[Problem requirements]:
Reproduce the listing below character for character; drop every image.

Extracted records
----------------
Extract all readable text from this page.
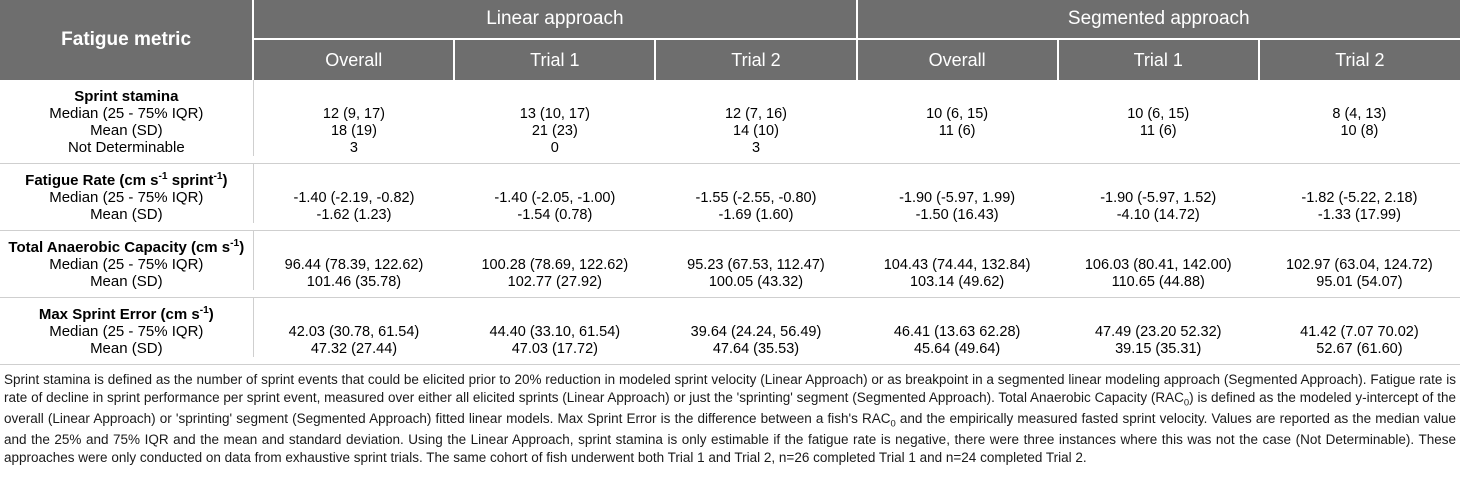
Fatigue metric	Linear approach			Segmented approach		
	Overall	Trial 1	Trial 2	Overall	Trial 1	Trial 2
Sprint stamina						
Median (25 - 75% IQR)	12 (9, 17)	13 (10, 17)	12 (7, 16)	10 (6, 15)	10 (6, 15)	8 (4, 13)
Mean (SD)	18 (19)	21 (23)	14 (10)	11 (6)	11 (6)	10 (8)
Not Determinable	3	0	3			

Fatigue Rate (cm $s^{-1}$ sprint$^{-1}$)						
Median (25 - 75% IQR)	-1.40 (-2.19, -0.82)	-1.40 (-2.05, -1.00)	-1.55 (-2.55, -0.80)	-1.90 (-5.97, 1.99)	-1.90 (-5.97, 1.52)	-1.82 (-5.22, 2.18)
Mean (SD)	-1.62 (1.23)	-1.54 (0.78)	-1.69 (1.60)	-1.50 (16.43)	-4.10 (14.72)	-1.33 (17.99)

Total Anaerobic Capacity (cm $s^{-1}$)						
Median (25 - 75% IQR)	96.44 (78.39, 122.62)	100.28 (78.69, 122.62)	95.23 (67.53, 112.47)	104.43 (74.44, 132.84)	106.03 (80.41, 142.00)	102.97 (63.04, 124.72)
Mean (SD)	101.46 (35.78)	102.77 (27.92)	100.05 (43.32)	103.14 (49.62)	110.65 (44.88)	95.01 (54.07)

Max Sprint Error (cm $s^{-1}$)						
Median (25 - 75% IQR)	42.03 (30.78, 61.54)	44.40 (33.10, 61.54)	39.64 (24.24, 56.49)	46.41 (13.63 62.28)	47.49 (23.20 52.32)	41.42 (7.07 70.02)
Mean (SD)	47.32 (27.44)	47.03 (17.72)	47.64 (35.53)	45.64 (49.64)	39.15 (35.31)	52.67 (61.60)

Sprint stamina is defined as the number of sprint events that could be elicited prior to 20% reduction in modeled sprint velocity (Linear Approach) or as breakpoint in a segmented linear modeling approach (Segmented Approach). Fatigue rate is rate of decline in sprint performance per sprint event, measured over either all elicited sprints (Linear Approach) or just the 'sprinting' segment (Segmented Approach). Total Anaerobic Capacity $(RAC_0)$ is defined as the modeled y-intercept of the overall (Linear Approach) or 'sprinting' segment (Segmented Approach) fitted linear models. Max Sprint Error is the difference between a fish's $RAC_0$ and the empirically measured fasted sprint velocity. Values are reported as the median value and the 25% and 75% IQR and the mean and standard deviation. Using the Linear Approach, sprint stamina is only estimable if the fatigue rate is negative, there were three instances where this was not the case (Not Determinable). These approaches were only conducted on data from exhaustive sprint trials. The same cohort of fish underwent both Trial 1 and Trial 2, n=26 completed Trial 1 and n=24 completed Trial 2.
----------------
[Full answer]:
Extract all readable text from this page.
Fatigue metric	Linear approach			Segmented approach		
	Overall	Trial 1	Trial 2	Overall	Trial 1	Trial 2
Sprint stamina						
Median (25 - 75% IQR)	12 (9, 17)	13 (10, 17)	12 (7, 16)	10 (6, 15)	10 (6, 15)	8 (4, 13)
Mean (SD)	18 (19)	21 (23)	14 (10)	11 (6)	11 (6)	10 (8)
Not Determinable	3	0	3			

Fatigue Rate (cm $s^{-1}$ sprint$^{-1}$)						
Median (25 - 75% IQR)	-1.40 (-2.19, -0.82)	-1.40 (-2.05, -1.00)	-1.55 (-2.55, -0.80)	-1.90 (-5.97, 1.99)	-1.90 (-5.97, 1.52)	-1.82 (-5.22, 2.18)
Mean (SD)	-1.62 (1.23)	-1.54 (0.78)	-1.69 (1.60)	-1.50 (16.43)	-4.10 (14.72)	-1.33 (17.99)

Total Anaerobic Capacity (cm $s^{-1}$)						
Median (25 - 75% IQR)	96.44 (78.39, 122.62)	100.28 (78.69, 122.62)	95.23 (67.53, 112.47)	104.43 (74.44, 132.84)	106.03 (80.41, 142.00)	102.97 (63.04, 124.72)
Mean (SD)	101.46 (35.78)	102.77 (27.92)	100.05 (43.32)	103.14 (49.62)	110.65 (44.88)	95.01 (54.07)

Max Sprint Error (cm $s^{-1}$)						
Median (25 - 75% IQR)	42.03 (30.78, 61.54)	44.40 (33.10, 61.54)	39.64 (24.24, 56.49)	46.41 (13.63 62.28)	47.49 (23.20 52.32)	41.42 (7.07 70.02)
Mean (SD)	47.32 (27.44)	47.03 (17.72)	47.64 (35.53)	45.64 (49.64)	39.15 (35.31)	52.67 (61.60)

Sprint stamina is defined as the number of sprint events that could be elicited prior to 20% reduction in modeled sprint velocity (Linear Approach) or as breakpoint in a segmented linear modeling approach (Segmented Approach). Fatigue rate is rate of decline in sprint performance per sprint event, measured over either all elicited sprints (Linear Approach) or just the 'sprinting' segment (Segmented Approach). Total Anaerobic Capacity $(RAC_0)$ is defined as the modeled y-intercept of the overall (Linear Approach) or 'sprinting' segment (Segmented Approach) fitted linear models. Max Sprint Error is the difference between a fish's $RAC_0$ and the empirically measured fasted sprint velocity. Values are reported as the median value and the 25% and 75% IQR and the mean and standard deviation. Using the Linear Approach, sprint stamina is only estimable if the fatigue rate is negative, there were three instances where this was not the case (Not Determinable). These approaches were only conducted on data from exhaustive sprint trials. The same cohort of fish underwent both Trial 1 and Trial 2, n=26 completed Trial 1 and n=24 completed Trial 2.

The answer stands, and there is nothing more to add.